* Start SUPPLIED DATA *
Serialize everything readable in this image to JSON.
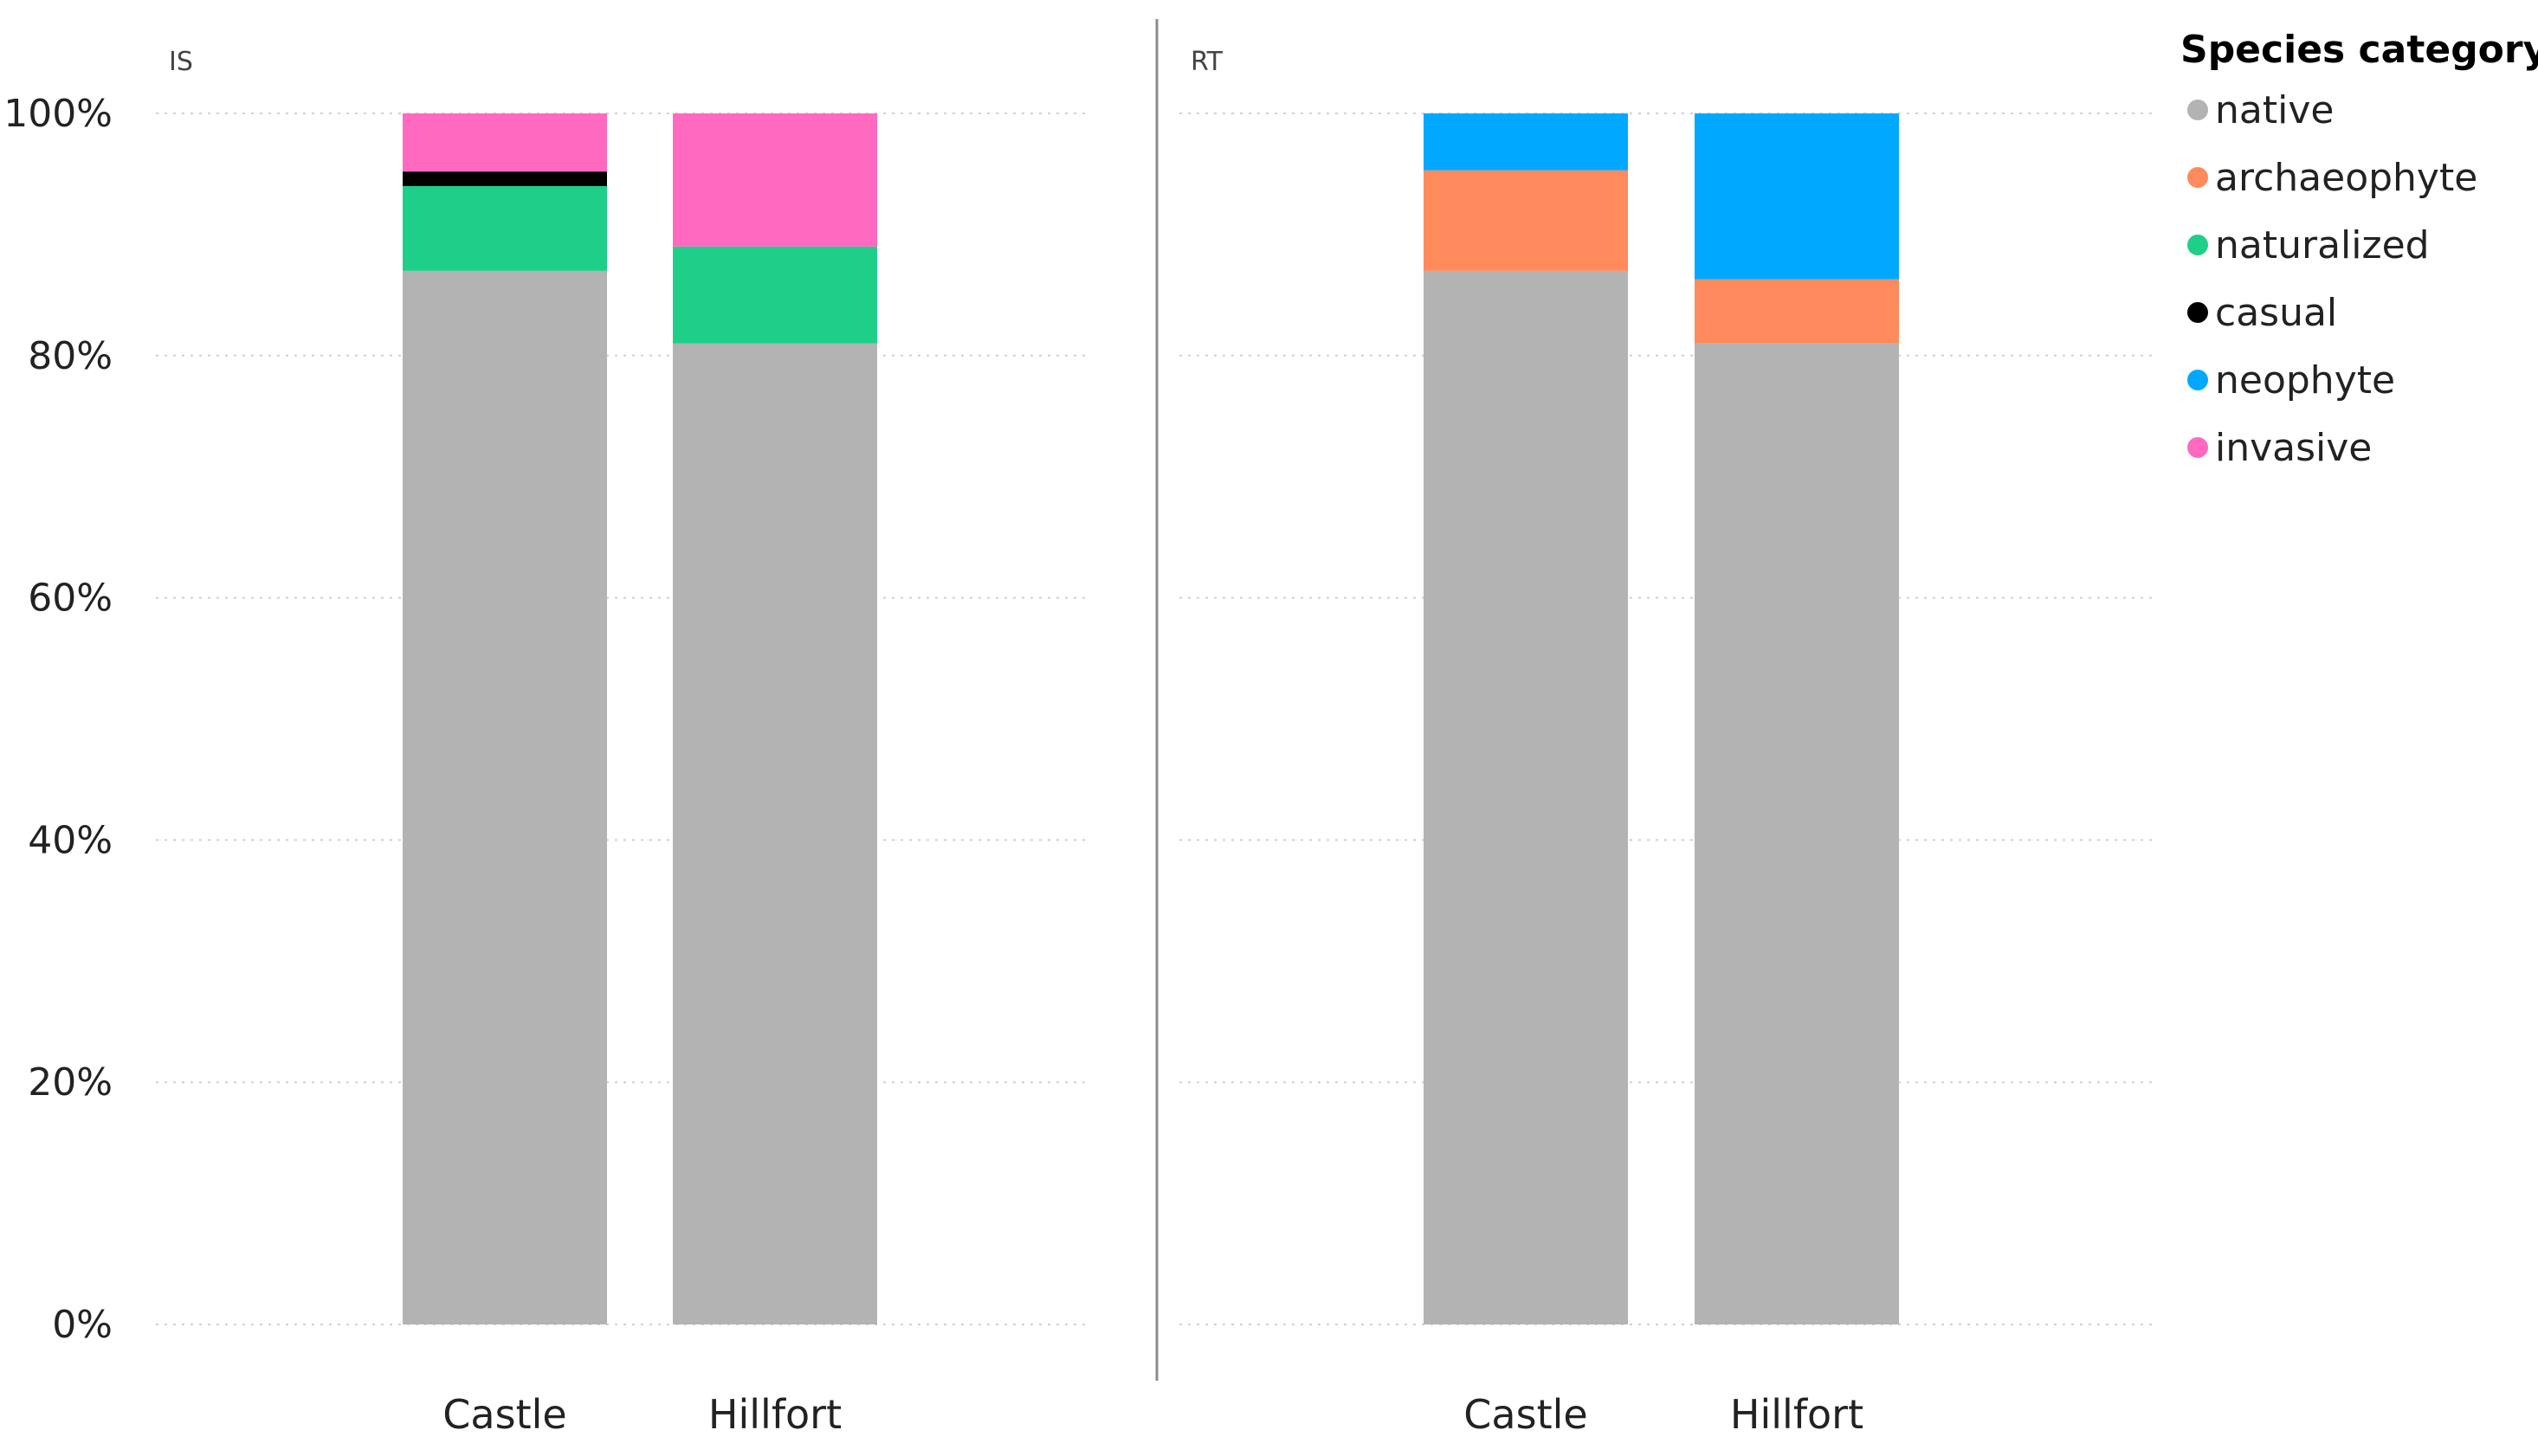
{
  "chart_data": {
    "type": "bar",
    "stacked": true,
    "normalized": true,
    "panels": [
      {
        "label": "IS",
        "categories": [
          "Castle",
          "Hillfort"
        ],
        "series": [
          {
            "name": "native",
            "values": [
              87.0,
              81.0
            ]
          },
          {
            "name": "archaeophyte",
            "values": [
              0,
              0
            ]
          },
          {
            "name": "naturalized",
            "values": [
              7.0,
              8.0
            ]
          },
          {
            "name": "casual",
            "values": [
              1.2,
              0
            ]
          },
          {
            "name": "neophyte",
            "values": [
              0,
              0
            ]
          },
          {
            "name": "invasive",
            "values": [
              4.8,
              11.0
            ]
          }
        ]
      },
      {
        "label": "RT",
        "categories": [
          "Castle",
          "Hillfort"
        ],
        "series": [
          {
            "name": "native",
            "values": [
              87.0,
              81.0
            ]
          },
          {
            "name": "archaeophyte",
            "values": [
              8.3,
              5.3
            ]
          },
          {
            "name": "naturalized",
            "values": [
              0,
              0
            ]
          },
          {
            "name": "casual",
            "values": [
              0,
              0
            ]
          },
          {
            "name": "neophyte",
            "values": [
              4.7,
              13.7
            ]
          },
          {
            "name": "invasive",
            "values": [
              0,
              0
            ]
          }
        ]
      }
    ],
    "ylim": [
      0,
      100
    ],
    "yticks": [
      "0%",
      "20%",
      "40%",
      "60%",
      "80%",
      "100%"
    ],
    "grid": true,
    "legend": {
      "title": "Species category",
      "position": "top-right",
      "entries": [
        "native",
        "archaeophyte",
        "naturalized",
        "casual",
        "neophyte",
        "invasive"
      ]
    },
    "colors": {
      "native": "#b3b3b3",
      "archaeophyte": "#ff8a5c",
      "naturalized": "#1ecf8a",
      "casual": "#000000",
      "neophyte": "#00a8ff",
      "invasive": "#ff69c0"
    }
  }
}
* End SUPPLIED DATA *
* Start SUPPLIED DATA *
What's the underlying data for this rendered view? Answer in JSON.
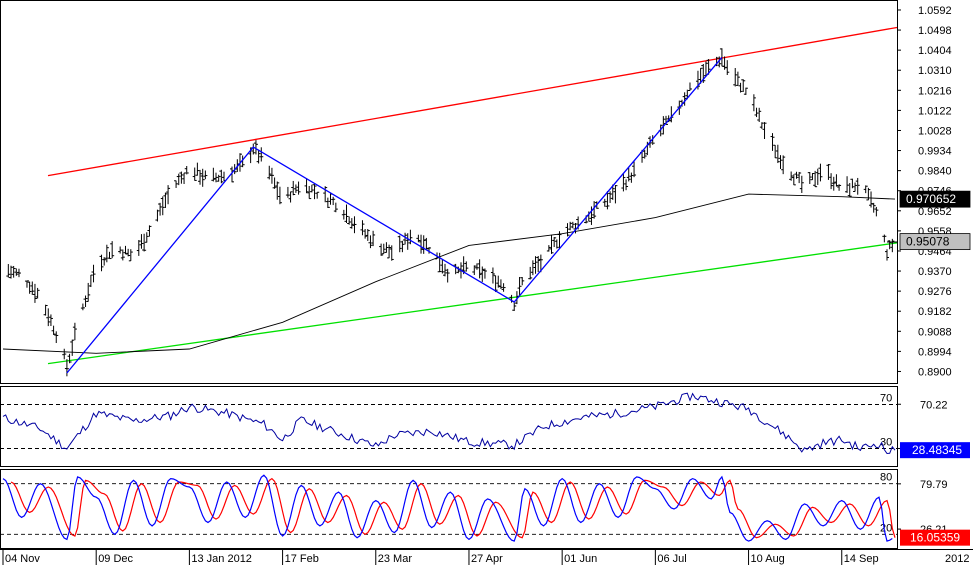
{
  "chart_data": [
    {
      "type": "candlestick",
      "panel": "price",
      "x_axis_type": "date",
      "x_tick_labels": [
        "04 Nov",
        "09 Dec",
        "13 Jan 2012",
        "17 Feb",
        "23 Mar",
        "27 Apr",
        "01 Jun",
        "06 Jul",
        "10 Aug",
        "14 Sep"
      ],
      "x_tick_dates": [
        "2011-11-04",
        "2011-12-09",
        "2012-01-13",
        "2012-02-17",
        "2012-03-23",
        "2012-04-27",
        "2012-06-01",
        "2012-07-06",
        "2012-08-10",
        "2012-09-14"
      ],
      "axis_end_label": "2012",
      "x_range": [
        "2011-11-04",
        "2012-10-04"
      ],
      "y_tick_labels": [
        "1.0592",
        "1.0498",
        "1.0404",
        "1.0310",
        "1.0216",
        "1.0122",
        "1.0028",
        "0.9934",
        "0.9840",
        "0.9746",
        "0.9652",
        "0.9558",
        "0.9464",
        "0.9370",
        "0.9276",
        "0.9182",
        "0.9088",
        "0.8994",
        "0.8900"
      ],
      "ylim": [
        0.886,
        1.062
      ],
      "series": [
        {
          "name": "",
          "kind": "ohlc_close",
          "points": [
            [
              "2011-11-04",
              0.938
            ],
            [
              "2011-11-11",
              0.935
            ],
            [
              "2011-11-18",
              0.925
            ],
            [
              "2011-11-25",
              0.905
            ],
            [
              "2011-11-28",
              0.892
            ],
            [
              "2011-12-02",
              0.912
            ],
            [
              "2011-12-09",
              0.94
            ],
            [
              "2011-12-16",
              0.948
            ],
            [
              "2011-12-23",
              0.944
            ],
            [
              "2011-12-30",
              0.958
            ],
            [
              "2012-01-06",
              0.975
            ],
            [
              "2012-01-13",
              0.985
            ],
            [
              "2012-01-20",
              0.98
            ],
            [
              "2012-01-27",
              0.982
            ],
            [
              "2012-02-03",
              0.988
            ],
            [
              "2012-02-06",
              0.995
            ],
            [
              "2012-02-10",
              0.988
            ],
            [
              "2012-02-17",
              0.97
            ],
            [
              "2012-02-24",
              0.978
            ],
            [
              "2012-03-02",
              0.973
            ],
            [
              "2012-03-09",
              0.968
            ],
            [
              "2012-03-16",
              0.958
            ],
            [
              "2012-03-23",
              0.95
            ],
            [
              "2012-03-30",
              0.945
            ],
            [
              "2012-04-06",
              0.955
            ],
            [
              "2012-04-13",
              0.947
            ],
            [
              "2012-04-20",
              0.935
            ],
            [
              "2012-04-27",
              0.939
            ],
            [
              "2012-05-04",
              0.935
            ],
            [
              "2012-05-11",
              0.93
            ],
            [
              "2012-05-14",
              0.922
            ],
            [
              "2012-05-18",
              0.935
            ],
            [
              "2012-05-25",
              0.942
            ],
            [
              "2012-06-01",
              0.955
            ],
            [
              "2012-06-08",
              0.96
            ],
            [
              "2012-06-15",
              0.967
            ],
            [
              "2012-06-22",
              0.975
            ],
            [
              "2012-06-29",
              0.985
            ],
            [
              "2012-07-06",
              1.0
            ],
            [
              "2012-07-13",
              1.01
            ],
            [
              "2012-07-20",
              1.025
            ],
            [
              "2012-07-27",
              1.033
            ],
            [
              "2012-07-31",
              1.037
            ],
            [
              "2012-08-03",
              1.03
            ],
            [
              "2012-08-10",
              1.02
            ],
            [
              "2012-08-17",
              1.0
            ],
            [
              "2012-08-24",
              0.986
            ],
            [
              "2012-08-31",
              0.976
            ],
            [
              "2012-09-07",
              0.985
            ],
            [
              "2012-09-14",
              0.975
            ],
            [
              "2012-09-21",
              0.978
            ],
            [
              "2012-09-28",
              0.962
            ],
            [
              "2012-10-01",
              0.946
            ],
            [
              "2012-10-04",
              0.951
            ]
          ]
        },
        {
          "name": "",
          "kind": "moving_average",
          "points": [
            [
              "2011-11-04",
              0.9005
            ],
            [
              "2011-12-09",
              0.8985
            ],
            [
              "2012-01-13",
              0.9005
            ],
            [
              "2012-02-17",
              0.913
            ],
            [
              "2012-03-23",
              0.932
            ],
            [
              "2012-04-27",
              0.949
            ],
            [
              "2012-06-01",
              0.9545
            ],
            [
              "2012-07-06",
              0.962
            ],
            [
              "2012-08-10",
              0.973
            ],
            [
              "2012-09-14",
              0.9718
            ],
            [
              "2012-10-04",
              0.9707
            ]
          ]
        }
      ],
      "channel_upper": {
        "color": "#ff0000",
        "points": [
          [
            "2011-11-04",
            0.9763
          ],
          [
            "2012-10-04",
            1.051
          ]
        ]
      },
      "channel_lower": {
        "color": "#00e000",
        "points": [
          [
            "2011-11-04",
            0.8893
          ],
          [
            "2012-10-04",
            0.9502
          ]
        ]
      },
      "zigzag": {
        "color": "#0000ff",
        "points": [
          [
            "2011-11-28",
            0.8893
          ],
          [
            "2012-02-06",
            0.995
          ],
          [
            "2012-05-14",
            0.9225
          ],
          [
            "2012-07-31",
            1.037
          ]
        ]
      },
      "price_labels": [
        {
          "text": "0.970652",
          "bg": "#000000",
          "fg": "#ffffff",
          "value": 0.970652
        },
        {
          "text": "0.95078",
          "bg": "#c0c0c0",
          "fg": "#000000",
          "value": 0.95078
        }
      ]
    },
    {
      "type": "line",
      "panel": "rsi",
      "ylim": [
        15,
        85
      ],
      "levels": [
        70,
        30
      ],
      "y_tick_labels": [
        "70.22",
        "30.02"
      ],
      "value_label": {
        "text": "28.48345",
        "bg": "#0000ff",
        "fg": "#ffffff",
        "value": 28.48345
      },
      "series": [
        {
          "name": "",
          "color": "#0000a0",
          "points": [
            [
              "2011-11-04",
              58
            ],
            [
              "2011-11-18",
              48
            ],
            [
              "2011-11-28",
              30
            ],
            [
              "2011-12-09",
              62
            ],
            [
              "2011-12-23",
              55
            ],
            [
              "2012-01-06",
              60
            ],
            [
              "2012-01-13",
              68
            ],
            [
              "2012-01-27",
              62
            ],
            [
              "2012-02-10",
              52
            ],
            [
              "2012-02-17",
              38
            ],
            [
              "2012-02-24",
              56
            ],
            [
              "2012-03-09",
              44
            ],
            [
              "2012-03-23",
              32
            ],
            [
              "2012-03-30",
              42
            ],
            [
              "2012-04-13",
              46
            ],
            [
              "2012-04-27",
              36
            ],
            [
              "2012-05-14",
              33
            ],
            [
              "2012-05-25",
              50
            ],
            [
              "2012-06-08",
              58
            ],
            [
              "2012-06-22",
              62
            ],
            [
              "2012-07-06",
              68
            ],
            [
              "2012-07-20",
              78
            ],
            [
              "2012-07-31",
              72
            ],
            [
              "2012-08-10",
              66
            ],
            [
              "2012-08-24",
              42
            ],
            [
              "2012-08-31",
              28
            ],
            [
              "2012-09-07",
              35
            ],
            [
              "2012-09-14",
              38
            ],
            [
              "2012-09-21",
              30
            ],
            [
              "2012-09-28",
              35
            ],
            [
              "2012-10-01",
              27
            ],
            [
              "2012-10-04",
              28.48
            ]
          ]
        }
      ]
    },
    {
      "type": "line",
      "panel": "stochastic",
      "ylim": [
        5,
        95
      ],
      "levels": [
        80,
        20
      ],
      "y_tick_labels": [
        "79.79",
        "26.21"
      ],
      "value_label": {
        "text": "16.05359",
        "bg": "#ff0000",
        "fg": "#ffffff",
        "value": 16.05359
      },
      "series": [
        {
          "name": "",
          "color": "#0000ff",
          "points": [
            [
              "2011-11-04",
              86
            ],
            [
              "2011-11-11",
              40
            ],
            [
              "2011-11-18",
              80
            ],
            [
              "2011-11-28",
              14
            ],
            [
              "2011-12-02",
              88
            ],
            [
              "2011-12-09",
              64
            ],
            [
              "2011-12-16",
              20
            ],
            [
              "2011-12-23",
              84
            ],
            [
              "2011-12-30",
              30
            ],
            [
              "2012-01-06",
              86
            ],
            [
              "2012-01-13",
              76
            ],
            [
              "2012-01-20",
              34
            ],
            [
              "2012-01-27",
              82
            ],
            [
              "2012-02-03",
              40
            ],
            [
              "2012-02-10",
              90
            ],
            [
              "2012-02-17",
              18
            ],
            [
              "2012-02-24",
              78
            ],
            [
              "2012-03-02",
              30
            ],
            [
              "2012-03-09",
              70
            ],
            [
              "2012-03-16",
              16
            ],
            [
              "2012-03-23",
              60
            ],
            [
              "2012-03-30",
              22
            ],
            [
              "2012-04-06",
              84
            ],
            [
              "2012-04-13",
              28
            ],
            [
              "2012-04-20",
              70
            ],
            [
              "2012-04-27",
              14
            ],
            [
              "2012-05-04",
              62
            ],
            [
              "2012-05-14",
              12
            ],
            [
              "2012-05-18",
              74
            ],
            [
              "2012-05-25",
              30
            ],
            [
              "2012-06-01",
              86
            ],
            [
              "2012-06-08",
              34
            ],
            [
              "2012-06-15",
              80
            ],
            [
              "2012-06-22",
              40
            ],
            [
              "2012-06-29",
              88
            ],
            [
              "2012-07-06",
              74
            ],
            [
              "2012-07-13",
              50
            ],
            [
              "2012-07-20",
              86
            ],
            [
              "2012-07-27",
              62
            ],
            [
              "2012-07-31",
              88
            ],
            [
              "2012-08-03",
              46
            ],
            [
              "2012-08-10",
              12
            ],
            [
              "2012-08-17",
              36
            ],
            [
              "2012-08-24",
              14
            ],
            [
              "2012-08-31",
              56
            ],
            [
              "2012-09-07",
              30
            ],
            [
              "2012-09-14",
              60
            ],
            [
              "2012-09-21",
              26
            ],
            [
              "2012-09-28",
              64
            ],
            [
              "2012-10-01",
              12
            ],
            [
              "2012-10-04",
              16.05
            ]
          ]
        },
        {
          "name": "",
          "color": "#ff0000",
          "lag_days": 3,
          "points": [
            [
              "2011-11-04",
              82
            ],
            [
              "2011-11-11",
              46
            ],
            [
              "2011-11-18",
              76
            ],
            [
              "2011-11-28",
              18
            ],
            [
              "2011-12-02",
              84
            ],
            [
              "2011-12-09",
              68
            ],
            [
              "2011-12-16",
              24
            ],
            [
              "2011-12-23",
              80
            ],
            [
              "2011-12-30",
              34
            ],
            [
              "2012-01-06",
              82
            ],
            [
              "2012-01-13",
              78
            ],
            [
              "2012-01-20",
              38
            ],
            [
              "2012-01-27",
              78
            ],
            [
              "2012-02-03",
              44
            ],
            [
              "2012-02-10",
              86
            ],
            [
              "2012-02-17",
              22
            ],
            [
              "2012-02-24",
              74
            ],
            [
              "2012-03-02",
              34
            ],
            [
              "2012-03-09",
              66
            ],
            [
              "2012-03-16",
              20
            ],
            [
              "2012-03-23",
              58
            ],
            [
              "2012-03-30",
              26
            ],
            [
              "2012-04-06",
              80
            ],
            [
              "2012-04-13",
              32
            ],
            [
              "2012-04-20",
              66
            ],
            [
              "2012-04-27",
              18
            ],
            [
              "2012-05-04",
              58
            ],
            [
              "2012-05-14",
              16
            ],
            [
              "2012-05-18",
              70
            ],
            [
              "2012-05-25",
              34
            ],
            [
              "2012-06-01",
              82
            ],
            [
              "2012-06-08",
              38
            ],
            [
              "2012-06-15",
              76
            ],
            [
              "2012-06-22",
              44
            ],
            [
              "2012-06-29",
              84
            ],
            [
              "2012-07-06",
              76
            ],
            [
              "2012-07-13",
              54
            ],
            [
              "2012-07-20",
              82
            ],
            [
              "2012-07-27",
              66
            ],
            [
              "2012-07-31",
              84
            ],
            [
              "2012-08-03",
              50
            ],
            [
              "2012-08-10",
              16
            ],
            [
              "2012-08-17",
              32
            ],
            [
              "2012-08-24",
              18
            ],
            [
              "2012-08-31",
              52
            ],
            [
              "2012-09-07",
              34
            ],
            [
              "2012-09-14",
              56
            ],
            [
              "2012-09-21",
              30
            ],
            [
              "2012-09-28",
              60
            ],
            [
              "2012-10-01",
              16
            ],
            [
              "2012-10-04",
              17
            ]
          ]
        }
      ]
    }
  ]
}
* End SUPPLIED DATA *
PROMPT: For each line of the entries that includes "this", show that line.

TASK RESULT:
Serialize everything readable in this image to JSON.
What's the underlying data for this rendered view? Answer in JSON.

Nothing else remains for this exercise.